Material for the task »
========================================

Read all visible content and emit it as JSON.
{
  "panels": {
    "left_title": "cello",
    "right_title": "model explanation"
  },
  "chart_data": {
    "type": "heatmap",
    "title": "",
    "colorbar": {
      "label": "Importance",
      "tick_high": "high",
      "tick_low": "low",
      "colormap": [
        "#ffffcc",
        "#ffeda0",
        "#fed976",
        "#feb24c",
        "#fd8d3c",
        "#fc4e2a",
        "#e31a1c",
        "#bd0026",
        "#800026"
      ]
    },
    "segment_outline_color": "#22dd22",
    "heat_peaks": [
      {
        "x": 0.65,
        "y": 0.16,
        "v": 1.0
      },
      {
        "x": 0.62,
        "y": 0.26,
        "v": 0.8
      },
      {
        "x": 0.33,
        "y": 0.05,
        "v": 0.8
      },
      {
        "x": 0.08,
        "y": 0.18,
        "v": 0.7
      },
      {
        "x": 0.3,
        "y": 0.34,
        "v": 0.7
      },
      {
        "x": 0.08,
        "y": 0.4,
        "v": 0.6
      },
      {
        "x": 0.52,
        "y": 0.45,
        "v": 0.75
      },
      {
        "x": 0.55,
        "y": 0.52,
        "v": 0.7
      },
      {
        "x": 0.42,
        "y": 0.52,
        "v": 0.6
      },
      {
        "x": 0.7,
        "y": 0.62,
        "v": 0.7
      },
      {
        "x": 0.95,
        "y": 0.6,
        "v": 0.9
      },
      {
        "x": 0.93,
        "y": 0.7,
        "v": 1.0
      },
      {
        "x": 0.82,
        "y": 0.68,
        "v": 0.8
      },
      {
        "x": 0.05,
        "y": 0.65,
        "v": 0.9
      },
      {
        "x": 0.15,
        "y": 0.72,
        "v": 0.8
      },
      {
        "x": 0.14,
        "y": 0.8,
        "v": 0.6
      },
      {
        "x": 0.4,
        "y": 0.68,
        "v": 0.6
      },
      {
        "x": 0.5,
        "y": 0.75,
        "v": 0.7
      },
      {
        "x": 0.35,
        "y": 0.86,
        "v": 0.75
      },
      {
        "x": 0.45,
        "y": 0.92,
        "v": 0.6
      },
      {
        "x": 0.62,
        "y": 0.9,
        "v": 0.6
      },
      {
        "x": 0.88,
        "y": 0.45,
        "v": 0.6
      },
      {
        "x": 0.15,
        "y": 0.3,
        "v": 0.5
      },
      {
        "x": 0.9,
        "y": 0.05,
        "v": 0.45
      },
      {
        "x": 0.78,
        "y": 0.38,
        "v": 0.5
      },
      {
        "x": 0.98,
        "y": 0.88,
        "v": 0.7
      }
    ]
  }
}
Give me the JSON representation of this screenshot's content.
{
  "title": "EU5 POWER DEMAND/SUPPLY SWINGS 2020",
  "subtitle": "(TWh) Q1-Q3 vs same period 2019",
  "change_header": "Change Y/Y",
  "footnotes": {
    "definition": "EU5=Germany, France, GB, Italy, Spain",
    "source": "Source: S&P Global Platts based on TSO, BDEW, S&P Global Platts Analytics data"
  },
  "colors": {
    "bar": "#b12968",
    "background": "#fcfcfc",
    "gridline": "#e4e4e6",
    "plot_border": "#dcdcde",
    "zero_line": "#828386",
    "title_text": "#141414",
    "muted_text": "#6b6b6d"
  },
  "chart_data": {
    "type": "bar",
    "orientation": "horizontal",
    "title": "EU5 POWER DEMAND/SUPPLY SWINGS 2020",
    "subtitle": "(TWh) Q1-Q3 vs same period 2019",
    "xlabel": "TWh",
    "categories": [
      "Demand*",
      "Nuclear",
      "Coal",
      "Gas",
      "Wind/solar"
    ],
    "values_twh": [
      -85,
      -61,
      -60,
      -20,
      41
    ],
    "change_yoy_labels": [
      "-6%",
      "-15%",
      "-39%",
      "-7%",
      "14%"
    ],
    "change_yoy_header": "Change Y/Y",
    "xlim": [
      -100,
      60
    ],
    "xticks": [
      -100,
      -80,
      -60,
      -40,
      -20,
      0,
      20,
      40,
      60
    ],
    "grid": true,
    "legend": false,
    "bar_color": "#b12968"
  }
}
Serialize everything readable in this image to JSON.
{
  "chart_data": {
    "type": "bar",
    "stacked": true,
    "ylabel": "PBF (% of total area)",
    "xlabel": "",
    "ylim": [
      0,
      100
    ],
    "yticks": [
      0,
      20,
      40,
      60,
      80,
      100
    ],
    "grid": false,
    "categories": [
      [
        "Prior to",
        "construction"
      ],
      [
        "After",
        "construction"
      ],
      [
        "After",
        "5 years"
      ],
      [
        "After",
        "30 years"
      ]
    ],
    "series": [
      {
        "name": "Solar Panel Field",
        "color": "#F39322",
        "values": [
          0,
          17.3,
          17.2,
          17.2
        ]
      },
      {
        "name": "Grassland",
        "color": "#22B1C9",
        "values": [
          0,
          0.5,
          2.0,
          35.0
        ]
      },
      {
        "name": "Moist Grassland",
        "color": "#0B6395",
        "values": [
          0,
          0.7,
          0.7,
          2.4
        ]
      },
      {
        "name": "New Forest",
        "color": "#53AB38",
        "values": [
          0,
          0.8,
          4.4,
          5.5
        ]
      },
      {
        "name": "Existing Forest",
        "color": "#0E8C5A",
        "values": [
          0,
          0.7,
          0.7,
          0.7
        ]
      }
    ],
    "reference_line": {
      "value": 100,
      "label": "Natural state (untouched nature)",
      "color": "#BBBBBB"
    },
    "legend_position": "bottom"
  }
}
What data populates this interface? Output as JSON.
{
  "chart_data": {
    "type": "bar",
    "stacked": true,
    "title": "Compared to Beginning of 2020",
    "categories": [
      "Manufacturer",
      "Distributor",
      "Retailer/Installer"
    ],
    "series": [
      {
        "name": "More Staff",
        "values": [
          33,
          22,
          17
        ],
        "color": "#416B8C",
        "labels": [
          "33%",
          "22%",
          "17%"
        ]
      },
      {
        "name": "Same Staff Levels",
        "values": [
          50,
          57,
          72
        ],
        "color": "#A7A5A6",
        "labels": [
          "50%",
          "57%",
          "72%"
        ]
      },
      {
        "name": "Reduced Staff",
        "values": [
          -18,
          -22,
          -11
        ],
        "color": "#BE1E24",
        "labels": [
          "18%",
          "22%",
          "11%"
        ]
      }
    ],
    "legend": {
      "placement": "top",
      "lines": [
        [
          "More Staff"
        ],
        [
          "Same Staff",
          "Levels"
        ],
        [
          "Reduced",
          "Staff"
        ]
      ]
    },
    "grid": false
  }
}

========================================

Written problem » Repeat every line of the records above exactly.

Full solution »
Read all visible content and emit it as JSON.
{
  "panels": {
    "left_title": "cello",
    "right_title": "model explanation"
  },
  "chart_data": {
    "type": "heatmap",
    "title": "",
    "colorbar": {
      "label": "Importance",
      "tick_high": "high",
      "tick_low": "low",
      "colormap": [
        "#ffffcc",
        "#ffeda0",
        "#fed976",
        "#feb24c",
        "#fd8d3c",
        "#fc4e2a",
        "#e31a1c",
        "#bd0026",
        "#800026"
      ]
    },
    "segment_outline_color": "#22dd22",
    "heat_peaks": [
      {
        "x": 0.65,
        "y": 0.16,
        "v": 1.0
      },
      {
        "x": 0.62,
        "y": 0.26,
        "v": 0.8
      },
      {
        "x": 0.33,
        "y": 0.05,
        "v": 0.8
      },
      {
        "x": 0.08,
        "y": 0.18,
        "v": 0.7
      },
      {
        "x": 0.3,
        "y": 0.34,
        "v": 0.7
      },
      {
        "x": 0.08,
        "y": 0.4,
        "v": 0.6
      },
      {
        "x": 0.52,
        "y": 0.45,
        "v": 0.75
      },
      {
        "x": 0.55,
        "y": 0.52,
        "v": 0.7
      },
      {
        "x": 0.42,
        "y": 0.52,
        "v": 0.6
      },
      {
        "x": 0.7,
        "y": 0.62,
        "v": 0.7
      },
      {
        "x": 0.95,
        "y": 0.6,
        "v": 0.9
      },
      {
        "x": 0.93,
        "y": 0.7,
        "v": 1.0
      },
      {
        "x": 0.82,
        "y": 0.68,
        "v": 0.8
      },
      {
        "x": 0.05,
        "y": 0.65,
        "v": 0.9
      },
      {
        "x": 0.15,
        "y": 0.72,
        "v": 0.8
      },
      {
        "x": 0.14,
        "y": 0.8,
        "v": 0.6
      },
      {
        "x": 0.4,
        "y": 0.68,
        "v": 0.6
      },
      {
        "x": 0.5,
        "y": 0.75,
        "v": 0.7
      },
      {
        "x": 0.35,
        "y": 0.86,
        "v": 0.75
      },
      {
        "x": 0.45,
        "y": 0.92,
        "v": 0.6
      },
      {
        "x": 0.62,
        "y": 0.9,
        "v": 0.6
      },
      {
        "x": 0.88,
        "y": 0.45,
        "v": 0.6
      },
      {
        "x": 0.15,
        "y": 0.3,
        "v": 0.5
      },
      {
        "x": 0.9,
        "y": 0.05,
        "v": 0.45
      },
      {
        "x": 0.78,
        "y": 0.38,
        "v": 0.5
      },
      {
        "x": 0.98,
        "y": 0.88,
        "v": 0.7
      }
    ]
  }
}
Give me the JSON representation of this screenshot's content.
{
  "title": "EU5 POWER DEMAND/SUPPLY SWINGS 2020",
  "subtitle": "(TWh) Q1-Q3 vs same period 2019",
  "change_header": "Change Y/Y",
  "footnotes": {
    "definition": "EU5=Germany, France, GB, Italy, Spain",
    "source": "Source: S&P Global Platts based on TSO, BDEW, S&P Global Platts Analytics data"
  },
  "colors": {
    "bar": "#b12968",
    "background": "#fcfcfc",
    "gridline": "#e4e4e6",
    "plot_border": "#dcdcde",
    "zero_line": "#828386",
    "title_text": "#141414",
    "muted_text": "#6b6b6d"
  },
  "chart_data": {
    "type": "bar",
    "orientation": "horizontal",
    "title": "EU5 POWER DEMAND/SUPPLY SWINGS 2020",
    "subtitle": "(TWh) Q1-Q3 vs same period 2019",
    "xlabel": "TWh",
    "categories": [
      "Demand*",
      "Nuclear",
      "Coal",
      "Gas",
      "Wind/solar"
    ],
    "values_twh": [
      -85,
      -61,
      -60,
      -20,
      41
    ],
    "change_yoy_labels": [
      "-6%",
      "-15%",
      "-39%",
      "-7%",
      "14%"
    ],
    "change_yoy_header": "Change Y/Y",
    "xlim": [
      -100,
      60
    ],
    "xticks": [
      -100,
      -80,
      -60,
      -40,
      -20,
      0,
      20,
      40,
      60
    ],
    "grid": true,
    "legend": false,
    "bar_color": "#b12968"
  }
}
Serialize everything readable in this image to JSON.
{
  "chart_data": {
    "type": "bar",
    "stacked": true,
    "ylabel": "PBF (% of total area)",
    "xlabel": "",
    "ylim": [
      0,
      100
    ],
    "yticks": [
      0,
      20,
      40,
      60,
      80,
      100
    ],
    "grid": false,
    "categories": [
      [
        "Prior to",
        "construction"
      ],
      [
        "After",
        "construction"
      ],
      [
        "After",
        "5 years"
      ],
      [
        "After",
        "30 years"
      ]
    ],
    "series": [
      {
        "name": "Solar Panel Field",
        "color": "#F39322",
        "values": [
          0,
          17.3,
          17.2,
          17.2
        ]
      },
      {
        "name": "Grassland",
        "color": "#22B1C9",
        "values": [
          0,
          0.5,
          2.0,
          35.0
        ]
      },
      {
        "name": "Moist Grassland",
        "color": "#0B6395",
        "values": [
          0,
          0.7,
          0.7,
          2.4
        ]
      },
      {
        "name": "New Forest",
        "color": "#53AB38",
        "values": [
          0,
          0.8,
          4.4,
          5.5
        ]
      },
      {
        "name": "Existing Forest",
        "color": "#0E8C5A",
        "values": [
          0,
          0.7,
          0.7,
          0.7
        ]
      }
    ],
    "reference_line": {
      "value": 100,
      "label": "Natural state (untouched nature)",
      "color": "#BBBBBB"
    },
    "legend_position": "bottom"
  }
}
What data populates this interface? Output as JSON.
{
  "chart_data": {
    "type": "bar",
    "stacked": true,
    "title": "Compared to Beginning of 2020",
    "categories": [
      "Manufacturer",
      "Distributor",
      "Retailer/Installer"
    ],
    "series": [
      {
        "name": "More Staff",
        "values": [
          33,
          22,
          17
        ],
        "color": "#416B8C",
        "labels": [
          "33%",
          "22%",
          "17%"
        ]
      },
      {
        "name": "Same Staff Levels",
        "values": [
          50,
          57,
          72
        ],
        "color": "#A7A5A6",
        "labels": [
          "50%",
          "57%",
          "72%"
        ]
      },
      {
        "name": "Reduced Staff",
        "values": [
          -18,
          -22,
          -11
        ],
        "color": "#BE1E24",
        "labels": [
          "18%",
          "22%",
          "11%"
        ]
      }
    ],
    "legend": {
      "placement": "top",
      "lines": [
        [
          "More Staff"
        ],
        [
          "Same Staff",
          "Levels"
        ],
        [
          "Reduced",
          "Staff"
        ]
      ]
    },
    "grid": false
  }
}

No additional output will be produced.